## Given task
Scan the lines and state how many carry "name". Leave out everything but the number.

— Begin —

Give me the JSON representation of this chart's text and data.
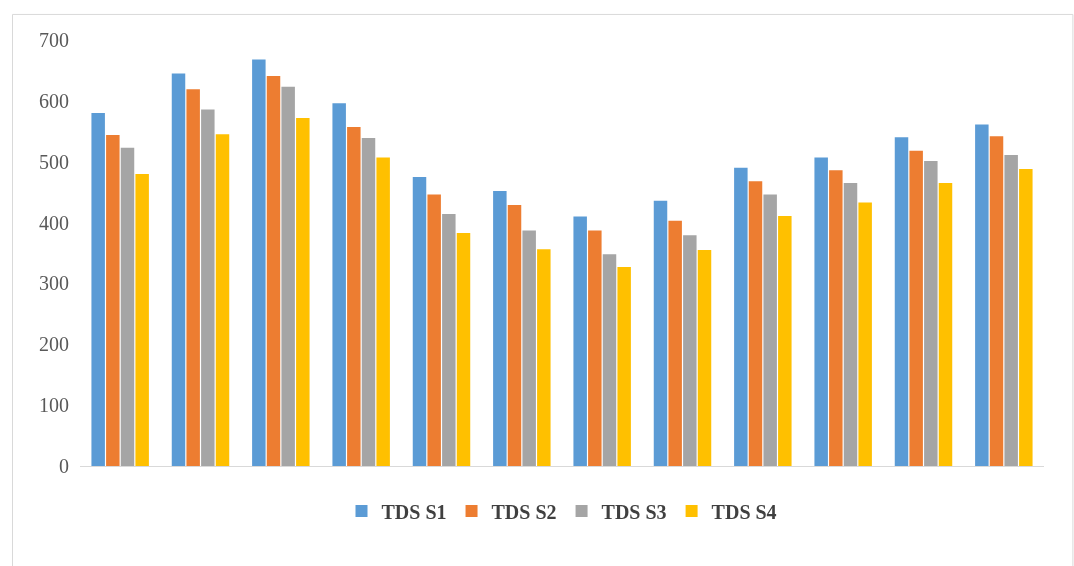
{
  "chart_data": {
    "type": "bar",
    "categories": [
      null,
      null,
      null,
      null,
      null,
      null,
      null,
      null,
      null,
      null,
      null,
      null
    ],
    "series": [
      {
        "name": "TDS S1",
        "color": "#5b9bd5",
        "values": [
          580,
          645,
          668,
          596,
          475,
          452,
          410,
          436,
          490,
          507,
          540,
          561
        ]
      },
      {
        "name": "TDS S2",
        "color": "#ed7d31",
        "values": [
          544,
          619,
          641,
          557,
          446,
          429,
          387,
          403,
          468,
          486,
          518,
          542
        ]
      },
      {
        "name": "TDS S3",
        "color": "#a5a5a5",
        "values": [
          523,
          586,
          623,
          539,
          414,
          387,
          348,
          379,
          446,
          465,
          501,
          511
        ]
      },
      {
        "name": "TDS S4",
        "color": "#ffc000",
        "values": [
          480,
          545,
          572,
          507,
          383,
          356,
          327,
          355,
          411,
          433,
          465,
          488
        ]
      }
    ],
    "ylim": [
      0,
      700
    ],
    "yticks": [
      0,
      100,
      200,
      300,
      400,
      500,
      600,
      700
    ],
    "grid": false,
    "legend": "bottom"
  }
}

— End —

## Task result
4